__Extracts from a graphics dataset__
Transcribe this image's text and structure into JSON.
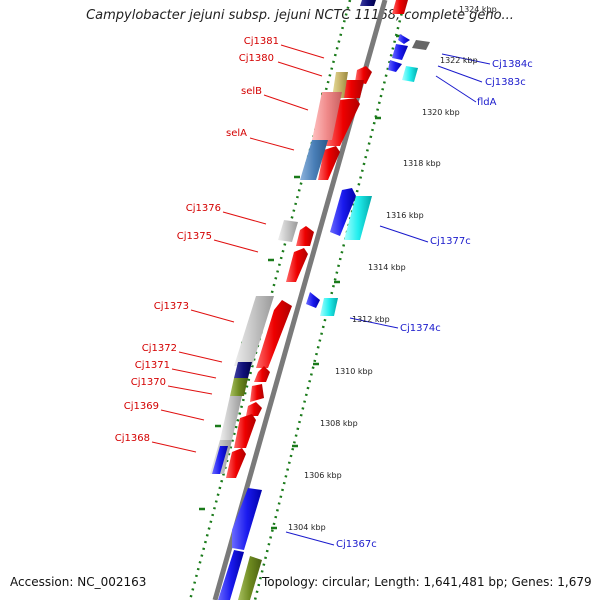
{
  "title": "Campylobacter jejuni subsp. jejuni NCTC 11168, complete geno...",
  "accession": "Accession: NC_002163",
  "summary": "Topology: circular; Length: 1,641,481 bp; Genes: 1,679",
  "colors": {
    "forward_strand": "#ee0000",
    "reverse_strand": "#1a1aee",
    "axis": "#7a7a7a",
    "tick": "#1a7a1a",
    "label_forward": "#d40000",
    "label_reverse": "#1a1acc",
    "leader_forward": "#e01010",
    "leader_reverse": "#1a1acc"
  },
  "kbp_ticks": [
    "1324 kbp",
    "1322 kbp",
    "1320 kbp",
    "1318 kbp",
    "1316 kbp",
    "1314 kbp",
    "1312 kbp",
    "1310 kbp",
    "1308 kbp",
    "1306 kbp",
    "1304 kbp"
  ],
  "forward_labels": [
    "Cj1381",
    "Cj1380",
    "selB",
    "selA",
    "Cj1376",
    "Cj1375",
    "Cj1373",
    "Cj1372",
    "Cj1371",
    "Cj1370",
    "Cj1369",
    "Cj1368"
  ],
  "reverse_labels": [
    "Cj1384c",
    "Cj1383c",
    "fldA",
    "Cj1377c",
    "Cj1374c",
    "Cj1367c"
  ]
}
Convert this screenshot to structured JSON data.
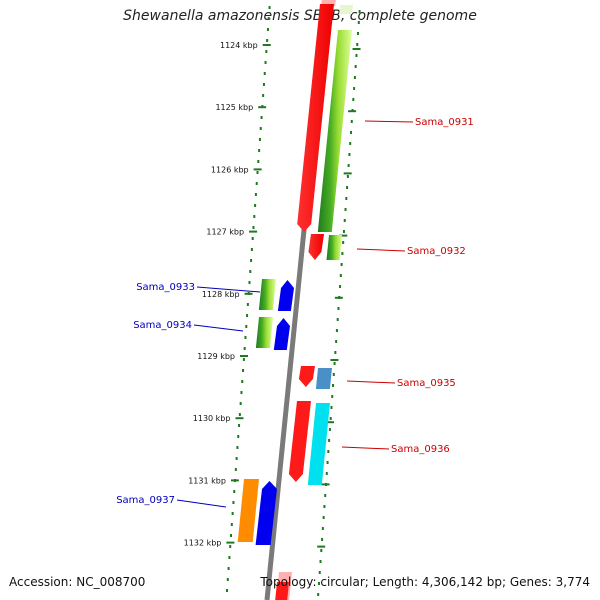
{
  "title": "Shewanella amazonensis SB2B, complete genome",
  "accession": "Accession: NC_008700",
  "stats": "Topology: circular; Length: 4,306,142 bp; Genes: 3,774",
  "colors": {
    "backbone": "#7a7a7a",
    "dots": "#1f7a1f",
    "reverse_label": "#cc0000",
    "forward_label": "#0000bb",
    "red": "#ff1a1a",
    "blue": "#0000ee",
    "green": "#44aa22",
    "lightgreen": "#ccff66",
    "cyan": "#00e0ee",
    "steelblue": "#4a90c8",
    "orange": "#ff8c00",
    "pink": "#ffb0b0"
  },
  "ticks": [
    "1124 kbp",
    "1125 kbp",
    "1126 kbp",
    "1127 kbp",
    "1128 kbp",
    "1129 kbp",
    "1130 kbp",
    "1131 kbp",
    "1132 kbp"
  ],
  "genes": [
    {
      "name": "Sama_0931",
      "strand": "reverse"
    },
    {
      "name": "Sama_0932",
      "strand": "reverse"
    },
    {
      "name": "Sama_0933",
      "strand": "forward"
    },
    {
      "name": "Sama_0934",
      "strand": "forward"
    },
    {
      "name": "Sama_0935",
      "strand": "reverse"
    },
    {
      "name": "Sama_0936",
      "strand": "reverse"
    },
    {
      "name": "Sama_0937",
      "strand": "forward"
    }
  ]
}
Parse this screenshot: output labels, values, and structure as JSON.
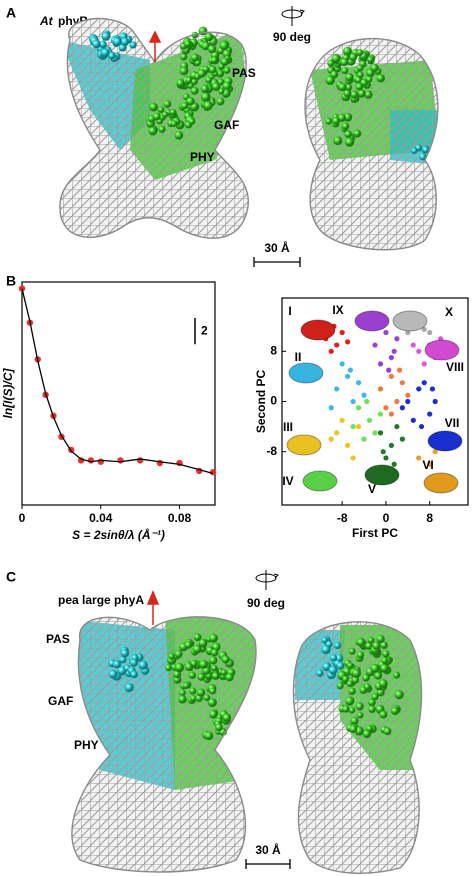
{
  "panel_a": {
    "label": "A",
    "species": "At",
    "protein": "phyB",
    "domains": [
      "PAS",
      "GAF",
      "PHY"
    ],
    "rotation": "90 deg",
    "scale": "30 Å"
  },
  "panel_b": {
    "label": "B"
  },
  "panel_c": {
    "label": "C",
    "title": "pea large phyA",
    "domains": [
      "PAS",
      "GAF",
      "PHY"
    ],
    "rotation": "90 deg",
    "scale": "30 Å"
  },
  "chart_data": [
    {
      "type": "line",
      "xlabel": "S = 2sinθ/λ (Å⁻¹)",
      "ylabel": "ln[I(S)/C]",
      "scale_bar": 2,
      "x": [
        0,
        0.004,
        0.008,
        0.012,
        0.016,
        0.02,
        0.025,
        0.03,
        0.035,
        0.04,
        0.05,
        0.06,
        0.07,
        0.08,
        0.09,
        0.097
      ],
      "series": [
        {
          "color": "#e8302a",
          "mode": "markers",
          "values": [
            0,
            -2.6,
            -5.4,
            -8.1,
            -9.7,
            -11.3,
            -12.3,
            -13.1,
            -13.1,
            -13.2,
            -13.1,
            -13.1,
            -13.3,
            -13.3,
            -13.9,
            -14
          ]
        },
        {
          "color": "#000000",
          "mode": "line",
          "values": [
            0,
            -2.5,
            -5.5,
            -8,
            -9.8,
            -11.2,
            -12.4,
            -13,
            -13.2,
            -13.1,
            -13.2,
            -13,
            -13.2,
            -13.4,
            -13.8,
            -14.1
          ]
        }
      ],
      "xlim": [
        0,
        0.098
      ],
      "xticks": [
        0,
        0.04,
        0.08
      ],
      "ylim": [
        -16.5,
        0.5
      ]
    },
    {
      "type": "scatter",
      "xlabel": "First PC",
      "ylabel": "Second PC",
      "xlim": [
        -19,
        15
      ],
      "ylim": [
        -16.5,
        16.5
      ],
      "xticks": [
        -8,
        0,
        8
      ],
      "yticks": [
        -8,
        0,
        8
      ],
      "cluster_labels": [
        "I",
        "II",
        "III",
        "IV",
        "V",
        "VI",
        "VII",
        "VIII",
        "IX",
        "X"
      ],
      "series": [
        {
          "color": "#e0201b",
          "x": [
            -11,
            -9,
            -8,
            -10,
            -7,
            -9.5
          ],
          "values": [
            10,
            9,
            11,
            8,
            9.5,
            12
          ]
        },
        {
          "color": "#9b3fd6",
          "x": [
            -2,
            0,
            1,
            2,
            -1,
            3,
            1.5,
            0.5
          ],
          "values": [
            9,
            11,
            7,
            10,
            6,
            12,
            8,
            5
          ]
        },
        {
          "color": "#a8a8a8",
          "x": [
            4,
            6,
            7,
            5,
            8
          ],
          "values": [
            11,
            12,
            11.5,
            12.5,
            11
          ]
        },
        {
          "color": "#e055e0",
          "x": [
            6,
            8,
            9,
            7,
            10,
            5
          ],
          "values": [
            8,
            9,
            7,
            6,
            10,
            9
          ]
        },
        {
          "color": "#3cb8e8",
          "x": [
            -9,
            -7,
            -6,
            -8,
            -5,
            -4,
            -10,
            -6.5
          ],
          "values": [
            2,
            4,
            0,
            6,
            3,
            1,
            -1,
            5
          ]
        },
        {
          "color": "#f07a3a",
          "x": [
            -1,
            1,
            2,
            3,
            0,
            4,
            2.5,
            1
          ],
          "values": [
            2,
            4,
            0,
            3,
            -1,
            1,
            5,
            -2
          ]
        },
        {
          "color": "#1a2fd0",
          "x": [
            4,
            6,
            8,
            5,
            7,
            9,
            3,
            6.5,
            8.5
          ],
          "values": [
            0,
            2,
            -2,
            -3,
            3,
            0,
            -1,
            -4,
            2
          ]
        },
        {
          "color": "#f2c21b",
          "x": [
            -9,
            -7,
            -8,
            -6,
            -10,
            -5
          ],
          "values": [
            -5,
            -7,
            -3,
            -9,
            -6,
            -4
          ]
        },
        {
          "color": "#6ee05a",
          "x": [
            -5,
            -3,
            -2,
            -4,
            -1,
            -6,
            -3.5
          ],
          "values": [
            -1,
            -3,
            -5,
            -6,
            -2,
            -4,
            0
          ]
        },
        {
          "color": "#1e7a2a",
          "x": [
            -1,
            1,
            2,
            0,
            3,
            1.5,
            -0.5
          ],
          "values": [
            -5,
            -7,
            -4,
            -9,
            -6,
            -10,
            -8
          ]
        },
        {
          "color": "#e8a020",
          "x": [
            6,
            8,
            9
          ],
          "values": [
            -9,
            -10,
            -8
          ]
        }
      ]
    }
  ]
}
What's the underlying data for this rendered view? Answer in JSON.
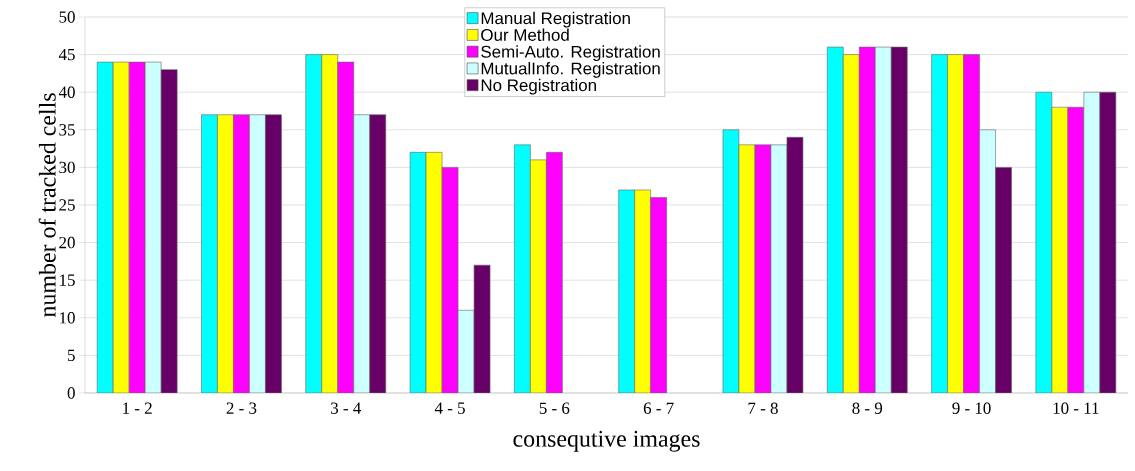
{
  "chart_data": {
    "type": "bar",
    "xlabel": "consequtive images",
    "ylabel": "number of tracked cells",
    "categories": [
      "1 - 2",
      "2 - 3",
      "3 - 4",
      "4 - 5",
      "5 - 6",
      "6 - 7",
      "7 - 8",
      "8 - 9",
      "9 - 10",
      "10 - 11"
    ],
    "series": [
      {
        "name": "Manual Registration",
        "color": "#00ffff",
        "values": [
          44,
          37,
          45,
          32,
          33,
          27,
          35,
          46,
          45,
          40
        ]
      },
      {
        "name": "Our Method",
        "color": "#ffff00",
        "values": [
          44,
          37,
          45,
          32,
          31,
          27,
          33,
          45,
          45,
          38
        ]
      },
      {
        "name": "Semi-Auto. Registration",
        "color": "#ff00ff",
        "values": [
          44,
          37,
          44,
          30,
          32,
          26,
          33,
          46,
          45,
          38
        ]
      },
      {
        "name": "MutualInfo. Registration",
        "color": "#ccffff",
        "values": [
          44,
          37,
          37,
          11,
          null,
          null,
          33,
          46,
          35,
          40
        ]
      },
      {
        "name": "No Registration",
        "color": "#660066",
        "values": [
          43,
          37,
          37,
          17,
          null,
          null,
          34,
          46,
          30,
          40
        ]
      }
    ],
    "ylim": [
      0,
      50
    ],
    "yticks": [
      0,
      5,
      10,
      15,
      20,
      25,
      30,
      35,
      40,
      45,
      50
    ],
    "grid": "y",
    "legend": "top"
  }
}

__Exercise requirements__
Would you please filter the lines above and copy every one that includes "Length"?

__Solution for this task__
  "summary": "Topology: circular; Length: 1,641,481 bp; Genes: 1,679",
  "stats": "Topology: circular; Length: 4,306,142 bp; Genes: 3,774",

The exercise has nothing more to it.